DO THIS – What follows is a set of entries. Give them again exactly, without the pictures.

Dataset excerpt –
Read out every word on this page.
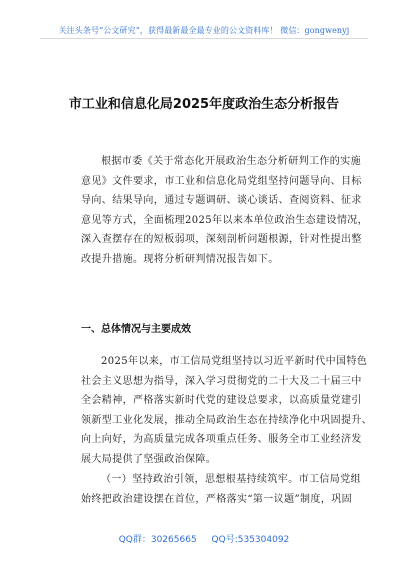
关注头条号“公文研究”，获得最新最全最专业的公文资料库！ 微信：gongwenyj
市工业和信息化局2025年度政治生态分析报告
根据市委《关于常态化开展政治生态分析研判工作的实施
意见》文件要求，市工业和信息化局党组坚持问题导向、目标
导向、结果导向，通过专题调研、谈心谈话、查阅资料、征求
意见等方式，全面梳理2025年以来本单位政治生态建设情况，
深入查摆存在的短板弱项，深刻剖析问题根源，针对性提出整
改提升措施。现将分析研判情况报告如下。
一、总体情况与主要成效
2025年以来，市工信局党组坚持以习近平新时代中国特色
社会主义思想为指导，深入学习贯彻党的二十大及二十届三中
全会精神，严格落实新时代党的建设总要求，以高质量党建引
领新型工业化发展，推动全局政治生态在持续净化中巩固提升、
向上向好，为高质量完成各项重点任务、服务全市工业经济发
展大局提供了坚强政治保障。
（一）坚持政治引领，思想根基持续筑牢。市工信局党组
始终把政治建设摆在首位，严格落实“第一议题”制度，巩固
QQ群：30265665 QQ号:535304092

FULL ANSWER –
Read out every word on this page.
关注头条号“公文研究”，获得最新最全最专业的公文资料库！ 微信：gongwenyj
市工业和信息化局2025年度政治生态分析报告
根据市委《关于常态化开展政治生态分析研判工作的实施
意见》文件要求，市工业和信息化局党组坚持问题导向、目标
导向、结果导向，通过专题调研、谈心谈话、查阅资料、征求
意见等方式，全面梳理2025年以来本单位政治生态建设情况，
深入查摆存在的短板弱项，深刻剖析问题根源，针对性提出整
改提升措施。现将分析研判情况报告如下。
一、总体情况与主要成效
2025年以来，市工信局党组坚持以习近平新时代中国特色
社会主义思想为指导，深入学习贯彻党的二十大及二十届三中
全会精神，严格落实新时代党的建设总要求，以高质量党建引
领新型工业化发展，推动全局政治生态在持续净化中巩固提升、
向上向好，为高质量完成各项重点任务、服务全市工业经济发
展大局提供了坚强政治保障。
（一）坚持政治引领，思想根基持续筑牢。市工信局党组
始终把政治建设摆在首位，严格落实“第一议题”制度，巩固
QQ群：30265665 QQ号:535304092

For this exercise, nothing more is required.